Count the lines of the data that contain the string "close", matching case exactly. Give only the number.

[Dataset items]
— START —
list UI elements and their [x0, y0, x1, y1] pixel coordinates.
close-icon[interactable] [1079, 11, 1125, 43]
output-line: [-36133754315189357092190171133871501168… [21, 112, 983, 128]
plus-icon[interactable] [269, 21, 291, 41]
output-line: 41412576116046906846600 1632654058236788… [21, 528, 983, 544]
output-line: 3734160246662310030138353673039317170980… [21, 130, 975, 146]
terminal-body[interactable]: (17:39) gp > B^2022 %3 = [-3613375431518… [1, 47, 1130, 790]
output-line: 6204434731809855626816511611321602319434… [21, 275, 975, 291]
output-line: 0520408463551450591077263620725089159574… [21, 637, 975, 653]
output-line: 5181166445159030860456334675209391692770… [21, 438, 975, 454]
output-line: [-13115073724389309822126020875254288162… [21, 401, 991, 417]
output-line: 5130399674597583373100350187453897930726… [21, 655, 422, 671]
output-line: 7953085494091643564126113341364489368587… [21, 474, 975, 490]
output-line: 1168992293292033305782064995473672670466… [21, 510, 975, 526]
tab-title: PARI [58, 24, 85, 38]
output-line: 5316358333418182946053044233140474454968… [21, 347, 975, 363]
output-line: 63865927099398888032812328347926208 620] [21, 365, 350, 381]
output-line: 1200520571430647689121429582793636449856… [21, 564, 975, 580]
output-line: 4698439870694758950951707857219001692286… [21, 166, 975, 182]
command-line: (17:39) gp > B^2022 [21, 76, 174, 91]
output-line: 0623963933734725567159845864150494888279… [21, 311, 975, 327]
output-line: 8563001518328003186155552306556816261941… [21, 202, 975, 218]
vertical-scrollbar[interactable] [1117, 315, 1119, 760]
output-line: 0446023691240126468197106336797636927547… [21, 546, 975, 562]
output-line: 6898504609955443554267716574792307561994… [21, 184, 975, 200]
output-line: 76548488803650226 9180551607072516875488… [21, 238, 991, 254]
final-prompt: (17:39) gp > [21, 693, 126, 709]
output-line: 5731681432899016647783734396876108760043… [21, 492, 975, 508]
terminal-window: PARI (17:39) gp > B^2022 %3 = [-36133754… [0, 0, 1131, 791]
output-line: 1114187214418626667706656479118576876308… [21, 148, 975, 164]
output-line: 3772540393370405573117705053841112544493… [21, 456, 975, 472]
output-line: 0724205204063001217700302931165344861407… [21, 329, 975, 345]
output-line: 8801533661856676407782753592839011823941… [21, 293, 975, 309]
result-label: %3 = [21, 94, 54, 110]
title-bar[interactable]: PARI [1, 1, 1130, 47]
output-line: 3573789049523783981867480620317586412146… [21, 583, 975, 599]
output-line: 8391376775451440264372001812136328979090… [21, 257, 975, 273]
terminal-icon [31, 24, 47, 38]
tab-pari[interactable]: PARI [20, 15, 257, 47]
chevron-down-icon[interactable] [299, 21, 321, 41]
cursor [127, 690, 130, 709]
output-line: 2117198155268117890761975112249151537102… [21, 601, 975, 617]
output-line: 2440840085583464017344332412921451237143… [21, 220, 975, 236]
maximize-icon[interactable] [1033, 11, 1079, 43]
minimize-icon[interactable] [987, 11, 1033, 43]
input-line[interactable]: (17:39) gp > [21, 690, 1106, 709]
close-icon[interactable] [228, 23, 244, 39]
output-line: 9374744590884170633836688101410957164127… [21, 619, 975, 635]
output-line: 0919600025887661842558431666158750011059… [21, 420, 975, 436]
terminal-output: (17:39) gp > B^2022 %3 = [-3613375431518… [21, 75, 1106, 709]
— END —
● Written response: 2